::: Entries provided :::
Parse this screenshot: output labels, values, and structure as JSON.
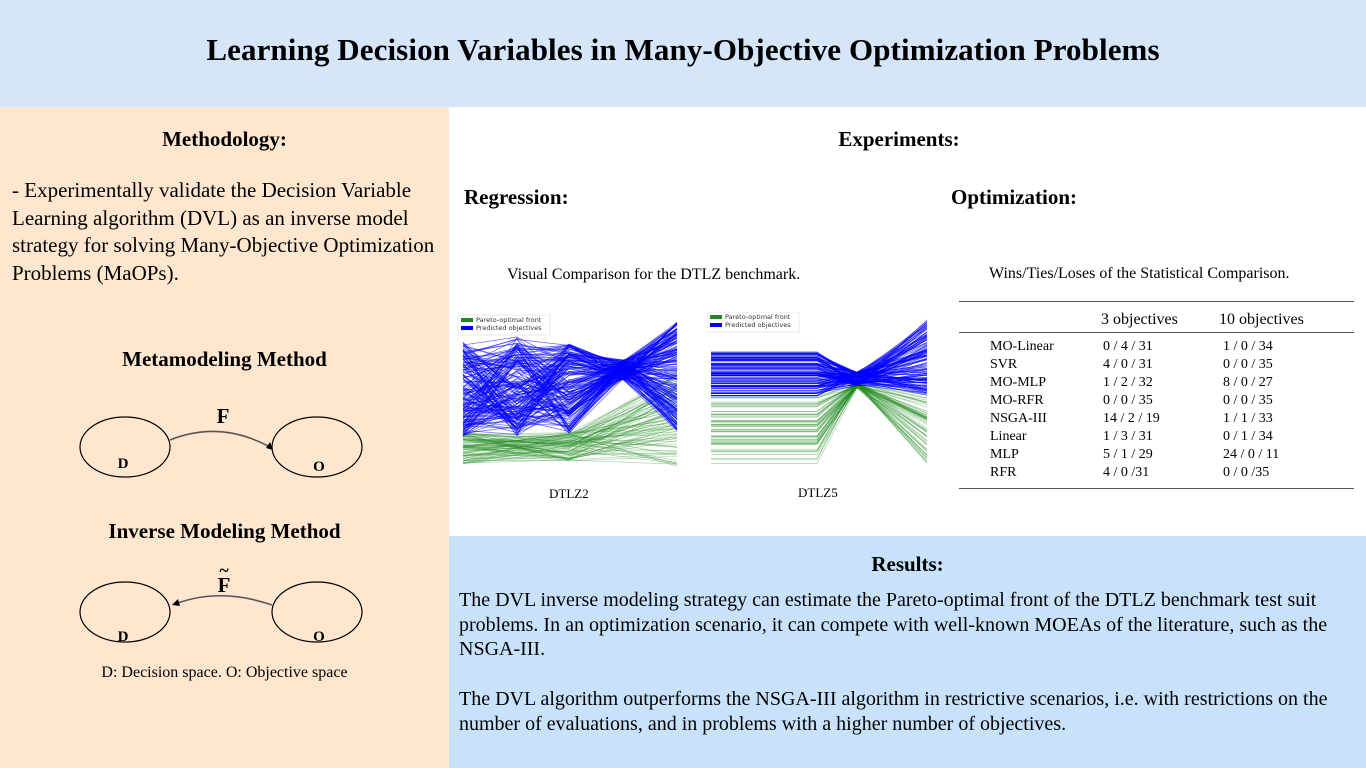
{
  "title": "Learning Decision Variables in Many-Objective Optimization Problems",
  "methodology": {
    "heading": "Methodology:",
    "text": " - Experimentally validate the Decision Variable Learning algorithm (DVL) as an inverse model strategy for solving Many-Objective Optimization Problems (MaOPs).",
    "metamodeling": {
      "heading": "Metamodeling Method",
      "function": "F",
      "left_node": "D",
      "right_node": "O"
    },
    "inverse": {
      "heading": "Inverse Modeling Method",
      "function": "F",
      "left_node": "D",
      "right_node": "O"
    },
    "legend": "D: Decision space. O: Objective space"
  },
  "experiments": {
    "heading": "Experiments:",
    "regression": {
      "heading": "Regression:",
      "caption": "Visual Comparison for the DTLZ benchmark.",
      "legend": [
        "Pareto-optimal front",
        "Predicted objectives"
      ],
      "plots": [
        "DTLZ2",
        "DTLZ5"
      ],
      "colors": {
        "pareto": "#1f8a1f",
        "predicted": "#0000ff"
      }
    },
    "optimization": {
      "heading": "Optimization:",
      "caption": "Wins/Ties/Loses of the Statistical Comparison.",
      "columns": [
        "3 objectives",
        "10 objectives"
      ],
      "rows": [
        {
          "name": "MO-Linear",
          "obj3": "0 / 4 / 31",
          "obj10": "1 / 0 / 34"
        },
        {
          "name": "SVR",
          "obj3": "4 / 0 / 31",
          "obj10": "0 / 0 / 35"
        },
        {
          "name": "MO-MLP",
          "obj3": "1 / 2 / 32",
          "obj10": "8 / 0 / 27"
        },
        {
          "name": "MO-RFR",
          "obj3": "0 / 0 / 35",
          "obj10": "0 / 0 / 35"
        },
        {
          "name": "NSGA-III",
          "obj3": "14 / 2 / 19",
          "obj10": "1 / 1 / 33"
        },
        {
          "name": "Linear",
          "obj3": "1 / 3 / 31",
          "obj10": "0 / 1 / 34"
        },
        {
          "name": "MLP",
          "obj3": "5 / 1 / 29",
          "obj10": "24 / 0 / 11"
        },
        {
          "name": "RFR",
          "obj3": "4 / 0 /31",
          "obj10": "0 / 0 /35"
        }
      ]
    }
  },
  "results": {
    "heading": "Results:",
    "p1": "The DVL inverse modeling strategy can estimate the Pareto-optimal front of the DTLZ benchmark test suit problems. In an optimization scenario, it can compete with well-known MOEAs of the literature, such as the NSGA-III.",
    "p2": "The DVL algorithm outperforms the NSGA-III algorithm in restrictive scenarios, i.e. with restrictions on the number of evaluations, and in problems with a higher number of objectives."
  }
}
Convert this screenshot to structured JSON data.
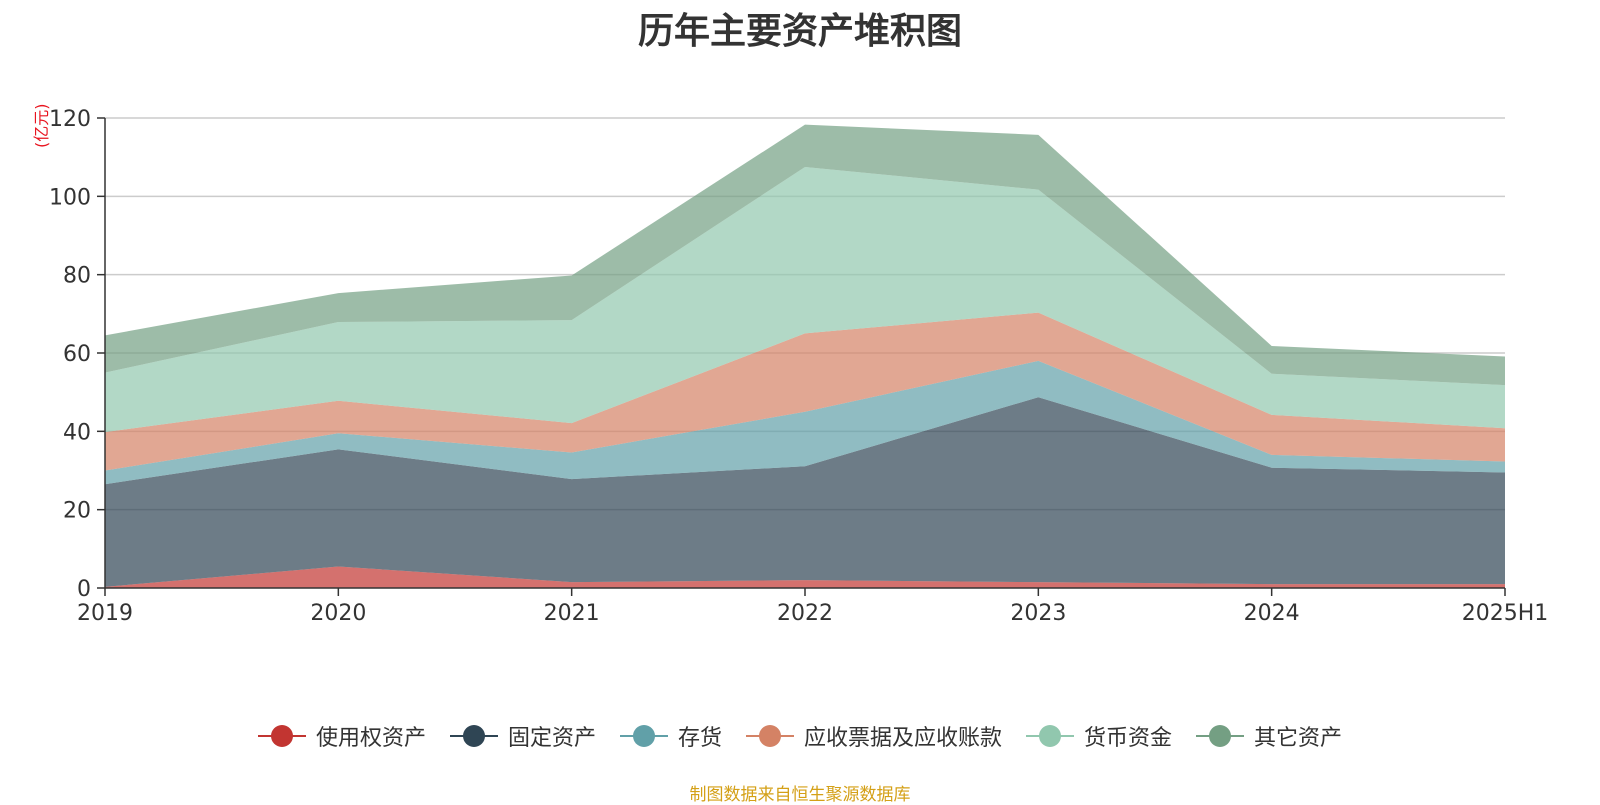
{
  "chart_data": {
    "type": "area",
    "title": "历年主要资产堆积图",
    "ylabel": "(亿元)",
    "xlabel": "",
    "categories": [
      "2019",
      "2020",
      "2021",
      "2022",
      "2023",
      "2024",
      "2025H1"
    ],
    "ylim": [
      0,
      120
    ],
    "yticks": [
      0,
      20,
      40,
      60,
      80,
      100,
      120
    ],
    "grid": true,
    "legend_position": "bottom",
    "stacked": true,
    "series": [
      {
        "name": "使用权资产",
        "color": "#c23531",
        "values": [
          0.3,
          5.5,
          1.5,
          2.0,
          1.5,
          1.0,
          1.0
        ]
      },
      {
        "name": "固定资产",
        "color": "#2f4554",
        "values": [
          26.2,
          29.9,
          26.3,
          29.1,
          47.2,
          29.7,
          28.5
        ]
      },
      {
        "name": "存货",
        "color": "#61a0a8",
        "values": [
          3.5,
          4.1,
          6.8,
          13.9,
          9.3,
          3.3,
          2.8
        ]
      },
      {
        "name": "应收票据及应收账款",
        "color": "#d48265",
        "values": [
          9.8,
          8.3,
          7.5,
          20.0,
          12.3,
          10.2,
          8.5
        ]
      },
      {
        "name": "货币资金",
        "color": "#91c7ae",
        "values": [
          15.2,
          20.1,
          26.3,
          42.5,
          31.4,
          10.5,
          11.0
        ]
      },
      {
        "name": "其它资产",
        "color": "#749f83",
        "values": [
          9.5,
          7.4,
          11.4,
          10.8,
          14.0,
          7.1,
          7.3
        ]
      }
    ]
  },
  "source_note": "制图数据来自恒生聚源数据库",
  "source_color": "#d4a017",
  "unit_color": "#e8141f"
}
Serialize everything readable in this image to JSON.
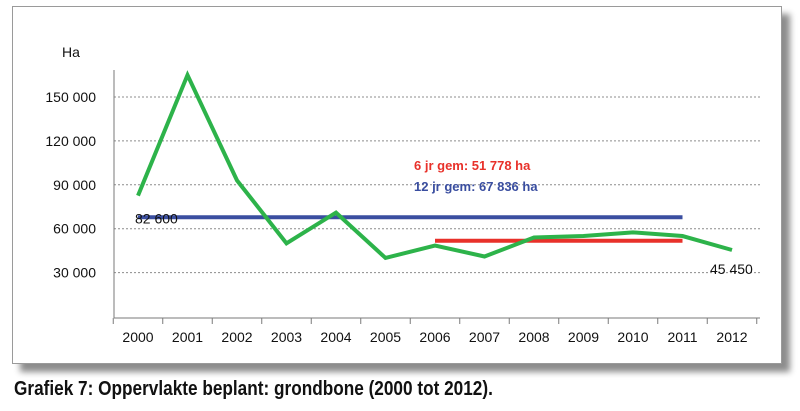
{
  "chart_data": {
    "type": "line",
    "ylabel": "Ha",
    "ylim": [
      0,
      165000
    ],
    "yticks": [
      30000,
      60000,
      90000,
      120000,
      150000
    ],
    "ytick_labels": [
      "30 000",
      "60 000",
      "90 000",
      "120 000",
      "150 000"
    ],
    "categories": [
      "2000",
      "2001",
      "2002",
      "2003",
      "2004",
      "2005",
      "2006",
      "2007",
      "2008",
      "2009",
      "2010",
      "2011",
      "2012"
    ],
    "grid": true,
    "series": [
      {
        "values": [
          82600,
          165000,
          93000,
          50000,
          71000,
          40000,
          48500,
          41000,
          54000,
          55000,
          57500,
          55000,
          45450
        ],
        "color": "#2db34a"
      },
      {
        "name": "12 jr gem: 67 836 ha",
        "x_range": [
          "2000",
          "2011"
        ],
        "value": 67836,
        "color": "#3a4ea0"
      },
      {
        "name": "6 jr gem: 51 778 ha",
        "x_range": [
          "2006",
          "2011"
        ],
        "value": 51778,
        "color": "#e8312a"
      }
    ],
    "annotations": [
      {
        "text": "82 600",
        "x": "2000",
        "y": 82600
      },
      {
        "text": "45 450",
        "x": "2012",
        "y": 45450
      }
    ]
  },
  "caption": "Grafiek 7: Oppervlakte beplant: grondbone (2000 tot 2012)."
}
:::
__Short task__:
Reproduce the material above verbatim; omit every picture.

__Solution for this problem__:
Parse this screenshot: output labels, values, and structure as JSON.
{
  "title": "Learning Decision Variables in Many-Objective Optimization Problems",
  "methodology": {
    "heading": "Methodology:",
    "text": " - Experimentally validate the Decision Variable Learning algorithm (DVL) as an inverse model strategy for solving Many-Objective Optimization Problems (MaOPs).",
    "metamodeling": {
      "heading": "Metamodeling Method",
      "function": "F",
      "left_node": "D",
      "right_node": "O"
    },
    "inverse": {
      "heading": "Inverse Modeling Method",
      "function": "F",
      "left_node": "D",
      "right_node": "O"
    },
    "legend": "D: Decision space. O: Objective space"
  },
  "experiments": {
    "heading": "Experiments:",
    "regression": {
      "heading": "Regression:",
      "caption": "Visual Comparison for the DTLZ benchmark.",
      "legend": [
        "Pareto-optimal front",
        "Predicted objectives"
      ],
      "plots": [
        "DTLZ2",
        "DTLZ5"
      ],
      "colors": {
        "pareto": "#1f8a1f",
        "predicted": "#0000ff"
      }
    },
    "optimization": {
      "heading": "Optimization:",
      "caption": "Wins/Ties/Loses of the Statistical Comparison.",
      "columns": [
        "3 objectives",
        "10 objectives"
      ],
      "rows": [
        {
          "name": "MO-Linear",
          "obj3": "0 / 4 / 31",
          "obj10": "1 / 0 / 34"
        },
        {
          "name": "SVR",
          "obj3": "4 / 0 / 31",
          "obj10": "0 / 0 / 35"
        },
        {
          "name": "MO-MLP",
          "obj3": "1 / 2 / 32",
          "obj10": "8 / 0 / 27"
        },
        {
          "name": "MO-RFR",
          "obj3": "0 / 0 / 35",
          "obj10": "0 / 0 / 35"
        },
        {
          "name": "NSGA-III",
          "obj3": "14 / 2 / 19",
          "obj10": "1 / 1 / 33"
        },
        {
          "name": "Linear",
          "obj3": "1 / 3 / 31",
          "obj10": "0 / 1 / 34"
        },
        {
          "name": "MLP",
          "obj3": "5 / 1 / 29",
          "obj10": "24 / 0 / 11"
        },
        {
          "name": "RFR",
          "obj3": "4 / 0 /31",
          "obj10": "0 / 0 /35"
        }
      ]
    }
  },
  "results": {
    "heading": "Results:",
    "p1": "The DVL inverse modeling strategy can estimate the Pareto-optimal front of the DTLZ benchmark test suit problems. In an optimization scenario, it can compete with well-known MOEAs of the literature, such as the NSGA-III.",
    "p2": "The DVL algorithm outperforms the NSGA-III algorithm in restrictive scenarios, i.e. with restrictions on the number of evaluations, and in problems with a higher number of objectives."
  }
}
Convert this screenshot to structured JSON data.
{
  "chart_data": {
    "type": "area",
    "title": "历年主要资产堆积图",
    "ylabel": "(亿元)",
    "xlabel": "",
    "categories": [
      "2019",
      "2020",
      "2021",
      "2022",
      "2023",
      "2024",
      "2025H1"
    ],
    "ylim": [
      0,
      120
    ],
    "yticks": [
      0,
      20,
      40,
      60,
      80,
      100,
      120
    ],
    "grid": true,
    "legend_position": "bottom",
    "stacked": true,
    "series": [
      {
        "name": "使用权资产",
        "color": "#c23531",
        "values": [
          0.3,
          5.5,
          1.5,
          2.0,
          1.5,
          1.0,
          1.0
        ]
      },
      {
        "name": "固定资产",
        "color": "#2f4554",
        "values": [
          26.2,
          29.9,
          26.3,
          29.1,
          47.2,
          29.7,
          28.5
        ]
      },
      {
        "name": "存货",
        "color": "#61a0a8",
        "values": [
          3.5,
          4.1,
          6.8,
          13.9,
          9.3,
          3.3,
          2.8
        ]
      },
      {
        "name": "应收票据及应收账款",
        "color": "#d48265",
        "values": [
          9.8,
          8.3,
          7.5,
          20.0,
          12.3,
          10.2,
          8.5
        ]
      },
      {
        "name": "货币资金",
        "color": "#91c7ae",
        "values": [
          15.2,
          20.1,
          26.3,
          42.5,
          31.4,
          10.5,
          11.0
        ]
      },
      {
        "name": "其它资产",
        "color": "#749f83",
        "values": [
          9.5,
          7.4,
          11.4,
          10.8,
          14.0,
          7.1,
          7.3
        ]
      }
    ]
  },
  "source_note": "制图数据来自恒生聚源数据库",
  "source_color": "#d4a017",
  "unit_color": "#e8141f"
}
Serialize everything readable in this image to JSON.
{
  "chart_data": {
    "type": "line",
    "ylabel": "Ha",
    "ylim": [
      0,
      165000
    ],
    "yticks": [
      30000,
      60000,
      90000,
      120000,
      150000
    ],
    "ytick_labels": [
      "30 000",
      "60 000",
      "90 000",
      "120 000",
      "150 000"
    ],
    "categories": [
      "2000",
      "2001",
      "2002",
      "2003",
      "2004",
      "2005",
      "2006",
      "2007",
      "2008",
      "2009",
      "2010",
      "2011",
      "2012"
    ],
    "grid": true,
    "series": [
      {
        "values": [
          82600,
          165000,
          93000,
          50000,
          71000,
          40000,
          48500,
          41000,
          54000,
          55000,
          57500,
          55000,
          45450
        ],
        "color": "#2db34a"
      },
      {
        "name": "12 jr gem: 67 836 ha",
        "x_range": [
          "2000",
          "2011"
        ],
        "value": 67836,
        "color": "#3a4ea0"
      },
      {
        "name": "6 jr gem: 51 778 ha",
        "x_range": [
          "2006",
          "2011"
        ],
        "value": 51778,
        "color": "#e8312a"
      }
    ],
    "annotations": [
      {
        "text": "82 600",
        "x": "2000",
        "y": 82600
      },
      {
        "text": "45 450",
        "x": "2012",
        "y": 45450
      }
    ]
  },
  "caption": "Grafiek 7: Oppervlakte beplant: grondbone (2000 tot 2012)."
}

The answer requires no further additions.